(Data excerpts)

%%

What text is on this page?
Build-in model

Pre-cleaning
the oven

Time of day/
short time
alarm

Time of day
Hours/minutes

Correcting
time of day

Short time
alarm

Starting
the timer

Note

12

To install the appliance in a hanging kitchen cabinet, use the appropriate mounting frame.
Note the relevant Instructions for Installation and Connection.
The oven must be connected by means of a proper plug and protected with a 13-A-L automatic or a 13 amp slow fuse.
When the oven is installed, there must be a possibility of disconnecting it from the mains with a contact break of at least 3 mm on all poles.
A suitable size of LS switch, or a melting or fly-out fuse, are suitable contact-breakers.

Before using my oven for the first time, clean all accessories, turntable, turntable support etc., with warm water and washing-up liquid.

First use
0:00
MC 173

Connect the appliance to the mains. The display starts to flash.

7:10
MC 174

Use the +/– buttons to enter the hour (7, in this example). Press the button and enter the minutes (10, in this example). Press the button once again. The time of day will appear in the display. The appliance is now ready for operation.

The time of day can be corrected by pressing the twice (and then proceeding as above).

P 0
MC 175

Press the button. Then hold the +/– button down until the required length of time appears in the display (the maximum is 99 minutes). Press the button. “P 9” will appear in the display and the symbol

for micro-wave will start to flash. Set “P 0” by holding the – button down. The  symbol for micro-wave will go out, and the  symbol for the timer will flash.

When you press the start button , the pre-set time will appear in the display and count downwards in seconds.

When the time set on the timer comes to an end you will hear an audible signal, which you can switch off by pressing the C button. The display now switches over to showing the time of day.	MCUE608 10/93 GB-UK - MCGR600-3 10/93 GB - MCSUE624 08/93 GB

%%

§ **What you are asked to do**
From the records above, extract each line exactly as shown.

§ **Correct result**
What text is on this page?
Build-in model

Pre-cleaning
the oven

Time of day/
short time
alarm

Time of day
Hours/minutes

Correcting
time of day

Short time
alarm

Starting
the timer

Note

12

To install the appliance in a hanging kitchen cabinet, use the appropriate mounting frame.
Note the relevant Instructions for Installation and Connection.
The oven must be connected by means of a proper plug and protected with a 13-A-L automatic or a 13 amp slow fuse.
When the oven is installed, there must be a possibility of disconnecting it from the mains with a contact break of at least 3 mm on all poles.
A suitable size of LS switch, or a melting or fly-out fuse, are suitable contact-breakers.

Before using my oven for the first time, clean all accessories, turntable, turntable support etc., with warm water and washing-up liquid.

First use
0:00
MC 173

Connect the appliance to the mains. The display starts to flash.

7:10
MC 174

Use the +/– buttons to enter the hour (7, in this example). Press the button and enter the minutes (10, in this example). Press the button once again. The time of day will appear in the display. The appliance is now ready for operation.

The time of day can be corrected by pressing the twice (and then proceeding as above).

P 0
MC 175

Press the button. Then hold the +/– button down until the required length of time appears in the display (the maximum is 99 minutes). Press the button. “P 9” will appear in the display and the symbol

for micro-wave will start to flash. Set “P 0” by holding the – button down. The  symbol for micro-wave will go out, and the  symbol for the timer will flash.

When you press the start button , the pre-set time will appear in the display and count downwards in seconds.

When the time set on the timer comes to an end you will hear an audible signal, which you can switch off by pressing the C button. The display now switches over to showing the time of day.	MCUE608 10/93 GB-UK - MCGR600-3 10/93 GB - MCSUE624 08/93 GB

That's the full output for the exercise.